[Stored records]
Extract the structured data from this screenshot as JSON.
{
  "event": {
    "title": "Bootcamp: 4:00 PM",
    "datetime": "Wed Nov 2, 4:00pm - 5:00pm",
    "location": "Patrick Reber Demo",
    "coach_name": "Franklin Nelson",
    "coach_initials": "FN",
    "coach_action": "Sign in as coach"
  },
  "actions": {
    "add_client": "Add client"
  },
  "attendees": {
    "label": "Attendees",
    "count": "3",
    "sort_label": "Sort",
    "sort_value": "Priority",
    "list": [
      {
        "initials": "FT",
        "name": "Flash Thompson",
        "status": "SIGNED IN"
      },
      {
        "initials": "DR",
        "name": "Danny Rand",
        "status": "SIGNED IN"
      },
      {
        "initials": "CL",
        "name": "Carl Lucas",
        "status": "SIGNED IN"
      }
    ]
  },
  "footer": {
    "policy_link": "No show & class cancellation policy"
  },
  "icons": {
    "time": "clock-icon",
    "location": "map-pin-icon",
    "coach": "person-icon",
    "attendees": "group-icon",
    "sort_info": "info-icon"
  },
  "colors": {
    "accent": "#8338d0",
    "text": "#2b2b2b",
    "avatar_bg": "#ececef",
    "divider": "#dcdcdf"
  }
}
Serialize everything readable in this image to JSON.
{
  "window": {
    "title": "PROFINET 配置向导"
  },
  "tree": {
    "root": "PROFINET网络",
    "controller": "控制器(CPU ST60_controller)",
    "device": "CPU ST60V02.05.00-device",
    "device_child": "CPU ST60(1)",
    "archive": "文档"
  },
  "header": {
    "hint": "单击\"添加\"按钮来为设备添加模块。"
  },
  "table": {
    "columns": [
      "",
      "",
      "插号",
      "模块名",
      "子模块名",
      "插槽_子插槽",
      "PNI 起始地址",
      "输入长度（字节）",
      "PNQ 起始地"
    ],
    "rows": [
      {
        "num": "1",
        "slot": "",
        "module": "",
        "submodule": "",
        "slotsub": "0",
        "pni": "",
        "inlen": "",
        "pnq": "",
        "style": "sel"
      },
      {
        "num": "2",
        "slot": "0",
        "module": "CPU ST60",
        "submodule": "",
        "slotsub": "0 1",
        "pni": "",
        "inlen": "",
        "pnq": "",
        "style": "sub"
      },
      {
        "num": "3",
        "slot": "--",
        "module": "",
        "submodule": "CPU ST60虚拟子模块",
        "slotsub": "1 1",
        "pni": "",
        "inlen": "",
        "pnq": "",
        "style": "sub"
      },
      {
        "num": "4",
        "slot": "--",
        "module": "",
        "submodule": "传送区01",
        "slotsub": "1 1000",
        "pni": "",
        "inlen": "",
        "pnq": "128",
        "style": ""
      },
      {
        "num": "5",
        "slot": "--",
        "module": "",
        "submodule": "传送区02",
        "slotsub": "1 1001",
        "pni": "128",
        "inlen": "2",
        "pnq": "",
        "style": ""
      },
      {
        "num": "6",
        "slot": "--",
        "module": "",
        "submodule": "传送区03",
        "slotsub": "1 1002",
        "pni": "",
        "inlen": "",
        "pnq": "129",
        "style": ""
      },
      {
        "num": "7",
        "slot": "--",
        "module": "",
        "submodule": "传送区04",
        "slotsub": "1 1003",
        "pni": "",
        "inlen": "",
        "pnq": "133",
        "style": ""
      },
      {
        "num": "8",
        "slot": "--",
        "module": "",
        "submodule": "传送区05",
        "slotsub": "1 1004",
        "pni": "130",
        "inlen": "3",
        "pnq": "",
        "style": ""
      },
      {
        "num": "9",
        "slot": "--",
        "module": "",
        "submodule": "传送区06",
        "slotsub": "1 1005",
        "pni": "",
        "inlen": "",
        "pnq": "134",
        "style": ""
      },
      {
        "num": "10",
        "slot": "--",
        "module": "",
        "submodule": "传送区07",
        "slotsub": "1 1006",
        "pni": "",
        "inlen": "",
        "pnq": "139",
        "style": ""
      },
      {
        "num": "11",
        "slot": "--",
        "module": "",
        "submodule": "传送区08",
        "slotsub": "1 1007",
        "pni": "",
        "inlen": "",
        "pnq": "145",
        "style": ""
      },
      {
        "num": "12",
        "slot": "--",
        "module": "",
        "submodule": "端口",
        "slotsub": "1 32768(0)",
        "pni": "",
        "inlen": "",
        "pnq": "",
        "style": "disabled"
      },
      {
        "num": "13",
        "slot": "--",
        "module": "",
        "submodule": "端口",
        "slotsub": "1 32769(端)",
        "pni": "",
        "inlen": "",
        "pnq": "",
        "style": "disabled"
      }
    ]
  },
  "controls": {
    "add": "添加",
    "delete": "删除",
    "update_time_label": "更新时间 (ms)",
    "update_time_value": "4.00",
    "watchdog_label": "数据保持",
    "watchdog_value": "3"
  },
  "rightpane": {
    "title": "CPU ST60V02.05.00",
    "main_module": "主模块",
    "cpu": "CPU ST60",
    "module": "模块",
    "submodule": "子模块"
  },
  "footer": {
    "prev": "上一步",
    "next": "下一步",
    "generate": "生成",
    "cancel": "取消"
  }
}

■ The exercise:
Output all of the data again. Match it exactly.

■ Task output:
Extract the structured data from this screenshot as JSON.
{
  "event": {
    "title": "Bootcamp: 4:00 PM",
    "datetime": "Wed Nov 2, 4:00pm - 5:00pm",
    "location": "Patrick Reber Demo",
    "coach_name": "Franklin Nelson",
    "coach_initials": "FN",
    "coach_action": "Sign in as coach"
  },
  "actions": {
    "add_client": "Add client"
  },
  "attendees": {
    "label": "Attendees",
    "count": "3",
    "sort_label": "Sort",
    "sort_value": "Priority",
    "list": [
      {
        "initials": "FT",
        "name": "Flash Thompson",
        "status": "SIGNED IN"
      },
      {
        "initials": "DR",
        "name": "Danny Rand",
        "status": "SIGNED IN"
      },
      {
        "initials": "CL",
        "name": "Carl Lucas",
        "status": "SIGNED IN"
      }
    ]
  },
  "footer": {
    "policy_link": "No show & class cancellation policy"
  },
  "icons": {
    "time": "clock-icon",
    "location": "map-pin-icon",
    "coach": "person-icon",
    "attendees": "group-icon",
    "sort_info": "info-icon"
  },
  "colors": {
    "accent": "#8338d0",
    "text": "#2b2b2b",
    "avatar_bg": "#ececef",
    "divider": "#dcdcdf"
  }
}
Serialize everything readable in this image to JSON.
{
  "window": {
    "title": "PROFINET 配置向导"
  },
  "tree": {
    "root": "PROFINET网络",
    "controller": "控制器(CPU ST60_controller)",
    "device": "CPU ST60V02.05.00-device",
    "device_child": "CPU ST60(1)",
    "archive": "文档"
  },
  "header": {
    "hint": "单击\"添加\"按钮来为设备添加模块。"
  },
  "table": {
    "columns": [
      "",
      "",
      "插号",
      "模块名",
      "子模块名",
      "插槽_子插槽",
      "PNI 起始地址",
      "输入长度（字节）",
      "PNQ 起始地"
    ],
    "rows": [
      {
        "num": "1",
        "slot": "",
        "module": "",
        "submodule": "",
        "slotsub": "0",
        "pni": "",
        "inlen": "",
        "pnq": "",
        "style": "sel"
      },
      {
        "num": "2",
        "slot": "0",
        "module": "CPU ST60",
        "submodule": "",
        "slotsub": "0 1",
        "pni": "",
        "inlen": "",
        "pnq": "",
        "style": "sub"
      },
      {
        "num": "3",
        "slot": "--",
        "module": "",
        "submodule": "CPU ST60虚拟子模块",
        "slotsub": "1 1",
        "pni": "",
        "inlen": "",
        "pnq": "",
        "style": "sub"
      },
      {
        "num": "4",
        "slot": "--",
        "module": "",
        "submodule": "传送区01",
        "slotsub": "1 1000",
        "pni": "",
        "inlen": "",
        "pnq": "128",
        "style": ""
      },
      {
        "num": "5",
        "slot": "--",
        "module": "",
        "submodule": "传送区02",
        "slotsub": "1 1001",
        "pni": "128",
        "inlen": "2",
        "pnq": "",
        "style": ""
      },
      {
        "num": "6",
        "slot": "--",
        "module": "",
        "submodule": "传送区03",
        "slotsub": "1 1002",
        "pni": "",
        "inlen": "",
        "pnq": "129",
        "style": ""
      },
      {
        "num": "7",
        "slot": "--",
        "module": "",
        "submodule": "传送区04",
        "slotsub": "1 1003",
        "pni": "",
        "inlen": "",
        "pnq": "133",
        "style": ""
      },
      {
        "num": "8",
        "slot": "--",
        "module": "",
        "submodule": "传送区05",
        "slotsub": "1 1004",
        "pni": "130",
        "inlen": "3",
        "pnq": "",
        "style": ""
      },
      {
        "num": "9",
        "slot": "--",
        "module": "",
        "submodule": "传送区06",
        "slotsub": "1 1005",
        "pni": "",
        "inlen": "",
        "pnq": "134",
        "style": ""
      },
      {
        "num": "10",
        "slot": "--",
        "module": "",
        "submodule": "传送区07",
        "slotsub": "1 1006",
        "pni": "",
        "inlen": "",
        "pnq": "139",
        "style": ""
      },
      {
        "num": "11",
        "slot": "--",
        "module": "",
        "submodule": "传送区08",
        "slotsub": "1 1007",
        "pni": "",
        "inlen": "",
        "pnq": "145",
        "style": ""
      },
      {
        "num": "12",
        "slot": "--",
        "module": "",
        "submodule": "端口",
        "slotsub": "1 32768(0)",
        "pni": "",
        "inlen": "",
        "pnq": "",
        "style": "disabled"
      },
      {
        "num": "13",
        "slot": "--",
        "module": "",
        "submodule": "端口",
        "slotsub": "1 32769(端)",
        "pni": "",
        "inlen": "",
        "pnq": "",
        "style": "disabled"
      }
    ]
  },
  "controls": {
    "add": "添加",
    "delete": "删除",
    "update_time_label": "更新时间 (ms)",
    "update_time_value": "4.00",
    "watchdog_label": "数据保持",
    "watchdog_value": "3"
  },
  "rightpane": {
    "title": "CPU ST60V02.05.00",
    "main_module": "主模块",
    "cpu": "CPU ST60",
    "module": "模块",
    "submodule": "子模块"
  },
  "footer": {
    "prev": "上一步",
    "next": "下一步",
    "generate": "生成",
    "cancel": "取消"
  }
}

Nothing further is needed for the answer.